Short task: Only the number is wanted: count the lines that include the word "раза".

Data provided:
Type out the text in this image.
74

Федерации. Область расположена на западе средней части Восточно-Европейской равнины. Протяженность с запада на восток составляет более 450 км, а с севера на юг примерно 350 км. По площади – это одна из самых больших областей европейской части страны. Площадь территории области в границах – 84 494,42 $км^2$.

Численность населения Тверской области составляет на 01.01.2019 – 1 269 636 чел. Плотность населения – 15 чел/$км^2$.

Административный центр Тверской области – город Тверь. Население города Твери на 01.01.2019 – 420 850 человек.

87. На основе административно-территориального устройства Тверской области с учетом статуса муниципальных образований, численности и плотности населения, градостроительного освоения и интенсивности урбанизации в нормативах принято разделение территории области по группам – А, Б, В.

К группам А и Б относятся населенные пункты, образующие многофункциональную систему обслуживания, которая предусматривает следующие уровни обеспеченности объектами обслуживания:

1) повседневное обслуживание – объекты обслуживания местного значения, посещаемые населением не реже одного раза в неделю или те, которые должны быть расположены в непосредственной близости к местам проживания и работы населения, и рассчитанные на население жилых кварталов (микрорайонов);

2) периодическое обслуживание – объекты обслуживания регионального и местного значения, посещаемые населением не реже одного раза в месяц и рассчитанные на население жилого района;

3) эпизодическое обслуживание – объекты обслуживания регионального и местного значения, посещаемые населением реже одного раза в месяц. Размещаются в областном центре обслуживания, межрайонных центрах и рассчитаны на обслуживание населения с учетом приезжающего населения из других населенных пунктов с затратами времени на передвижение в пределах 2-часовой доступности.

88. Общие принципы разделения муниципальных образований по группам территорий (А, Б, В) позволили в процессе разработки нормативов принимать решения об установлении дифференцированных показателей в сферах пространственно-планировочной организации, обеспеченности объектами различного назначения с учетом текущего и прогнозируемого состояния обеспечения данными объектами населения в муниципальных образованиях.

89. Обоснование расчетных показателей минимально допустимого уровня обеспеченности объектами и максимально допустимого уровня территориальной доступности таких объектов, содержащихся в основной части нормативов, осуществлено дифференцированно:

Final answer: 3